SUAS INSTRUÇÕES —
Prossiga o texto sobre gênero e divisão sexual do trabalho a partir da última frase apresentada.

TEXTO PARA LEITURA —
※ ※ ※
Quando Hirata (2007) busca romper com o paradoxo, ela acredita que se deve questionar, sobretudo, o âmbito psicológico da dominação e a dimensão da afetividade, muito embora a sua análise permaneça no âmbito de um conceito da divisão sexual do trabalho atrelado ao da produção de gênero, que não consegue ir além da base do contrato heterossexual compulsório e da heteronormatividade.

Para ir além da mera constatação de que “tudo muda, mas nada muda”, devemos retomar a problemática sexo − gênero, com a seguinte formulação: o gênero é aquilo que constrói o caráter fundamentalmente não construído do sexo, ou seja, o corpo sexuado é moldado por forças políticas que têm, estrategicamente, o interesse de que este corpo seja estruturado e finalizado pelos marcadores do sexo. Desta forma, apreciamos o corpo sexuado interseccionado pela raça, questionável e produzido por uma relação de poder, o que nos reporta a um sistema de dominação articulado com a matriz da heterossexualidade obrigatória. Esta matriz, definida como uma relação de poder histórica, encarcera o corpo e, ao mesmo tempo, o produz como sexuado.
※ ※ ※
Registros de anotação de layout:
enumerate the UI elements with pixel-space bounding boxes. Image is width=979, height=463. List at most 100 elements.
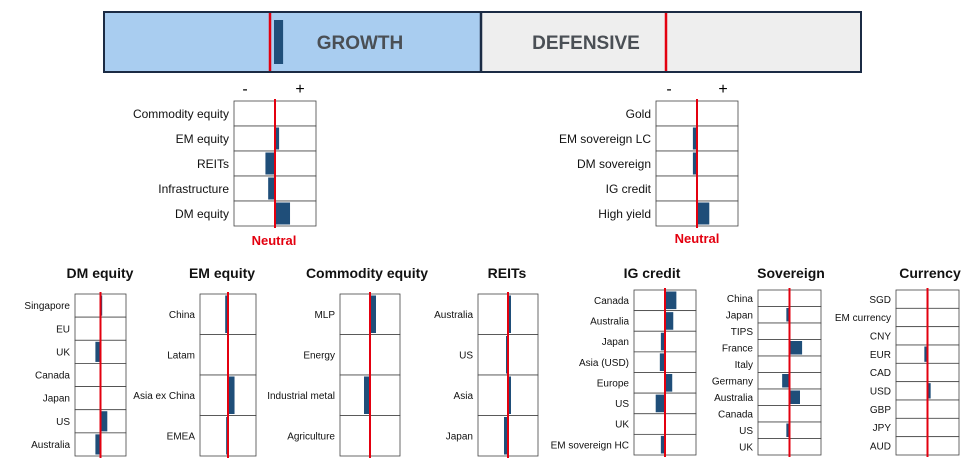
category-label: Asia [454, 391, 474, 402]
bar [789, 341, 803, 355]
category-label: TIPS [731, 327, 754, 338]
category-label: REITs [197, 157, 229, 171]
chart-panel-6: IG credit Canada Australia Japan Asia (USD) E… [551, 265, 697, 457]
category-label: US [459, 350, 473, 361]
bar [927, 383, 931, 399]
chart-panel-8: Currency SGD EM currency CNY EUR CAD USD GBP JPY… [835, 265, 961, 457]
bar [665, 312, 674, 330]
category-label: CNY [870, 331, 891, 342]
bar [692, 127, 697, 150]
category-label: UK [56, 347, 70, 358]
category-label: IG credit [606, 182, 652, 196]
bar [275, 127, 280, 150]
category-label: China [169, 310, 196, 321]
chart-panel-2: DM equity Singapore EU UK Canada Japan US Austr… [24, 265, 134, 458]
category-label: AUD [870, 441, 891, 452]
category-label: Industrial metal [267, 391, 335, 402]
category-label: EM equity [176, 132, 229, 146]
neutral-label: Neutral [675, 231, 720, 246]
chart-panel-4: Commodity equity MLP Energy Industrial meta… [267, 265, 428, 458]
chart-title: EM equity [189, 265, 255, 281]
bar [228, 376, 235, 414]
bar [692, 152, 697, 175]
category-label: GBP [870, 405, 891, 416]
header-bar: GROWTH DEFENSIVE [103, 11, 862, 73]
category-label: Europe [597, 378, 630, 389]
category-label: Canada [594, 296, 629, 307]
category-label: JPY [873, 423, 892, 434]
bar [697, 202, 710, 225]
bar [275, 202, 291, 225]
bar [924, 346, 928, 362]
bar [508, 295, 511, 333]
bar [370, 295, 376, 333]
plus-sign: + [295, 81, 304, 98]
chart-title: DM equity [67, 265, 134, 281]
category-label: Asia (USD) [579, 358, 629, 369]
plus-sign: + [718, 81, 727, 98]
category-label: CAD [870, 368, 891, 379]
bar [665, 291, 677, 310]
category-label: UK [739, 442, 753, 453]
bar [95, 434, 101, 455]
bar [655, 394, 665, 413]
category-label: High yield [598, 207, 651, 221]
category-label: Commodity equity [133, 107, 229, 121]
category-label: EU [56, 324, 70, 335]
bar [504, 417, 508, 455]
defensive-region [481, 12, 861, 72]
category-label: Canada [718, 409, 753, 420]
chart-panel-1: - + Gold EM sovereign LC DM sovereign IG cred… [559, 81, 739, 246]
chart-title: Currency [899, 265, 961, 281]
category-label: Latam [167, 350, 195, 361]
category-label: Germany [712, 376, 753, 387]
category-label: US [56, 417, 70, 428]
bar [225, 295, 228, 333]
bar [786, 308, 790, 322]
category-label: EM sovereign HC [551, 440, 629, 451]
category-label: Australia [434, 310, 473, 321]
chart-panel-3: EM equity China Latam Asia ex China EMEA [133, 265, 257, 458]
bar [660, 435, 665, 454]
bar [100, 411, 108, 432]
defensive-label: DEFENSIVE [532, 33, 640, 54]
category-label: DM equity [175, 207, 229, 221]
category-label: Singapore [24, 301, 70, 312]
category-label: EM currency [835, 313, 891, 324]
bar [364, 376, 370, 414]
category-label: Italy [735, 360, 753, 371]
category-label: EMEA [167, 431, 196, 442]
growth-label: GROWTH [317, 33, 404, 54]
category-label: Agriculture [287, 431, 335, 442]
bar [665, 374, 673, 392]
chart-panel-5: REITs Australia US Asia Japan [434, 265, 539, 458]
category-label: Japan [446, 431, 473, 442]
category-label: Gold [626, 107, 651, 121]
chart-panel-7: Sovereign China Japan TIPS France Italy German… [712, 265, 825, 457]
category-label: Infrastructure [158, 182, 229, 196]
category-label: EM sovereign LC [559, 132, 651, 146]
bar [508, 376, 511, 414]
minus-sign: - [242, 81, 247, 98]
category-label: Energy [303, 350, 335, 361]
category-label: Japan [726, 310, 753, 321]
category-label: MLP [314, 310, 335, 321]
chart-title: REITs [488, 265, 527, 281]
bar [265, 152, 275, 175]
category-label: USD [870, 386, 891, 397]
category-label: Japan [43, 394, 70, 405]
bar [782, 374, 790, 388]
category-label: Asia ex China [133, 391, 195, 402]
chart-panel-0: - + Commodity equity EM equity REITs Infrastr… [133, 81, 317, 248]
category-label: EUR [870, 350, 891, 361]
chart-title: Commodity equity [306, 265, 428, 281]
category-label: US [615, 399, 629, 410]
category-label: Canada [35, 371, 70, 382]
neutral-label: Neutral [252, 233, 297, 248]
growth-tilt-bar [274, 20, 284, 64]
bar [95, 341, 101, 362]
growth-region [104, 12, 481, 72]
category-label: UK [615, 420, 629, 431]
bar [268, 177, 275, 200]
※ ※ ※
RESULTADO DA TAREFA —
Com efeito, o corpo deve ser encarado como uma produção disciplinada e não pode ser visto como materialidade pura, como um território desvinculado de poder. Neste sentido, os atos, os gestos, os desejos expressos e realizados criam a ficção de um núcleo interno e organizador do gênero, uma ficção mantida por um discurso que tem como objetivo regular a sexualidade. Daí, apreende-se que o gênero constitui o corpo em identidade inteligível no seio da matriz heterossexual, produzindo um modo de inteligibilidade deste corpo e, por conseguinte, de si mesmo e, desta forma, o indivíduo se reconhece pelo prisma deste ideal normativo.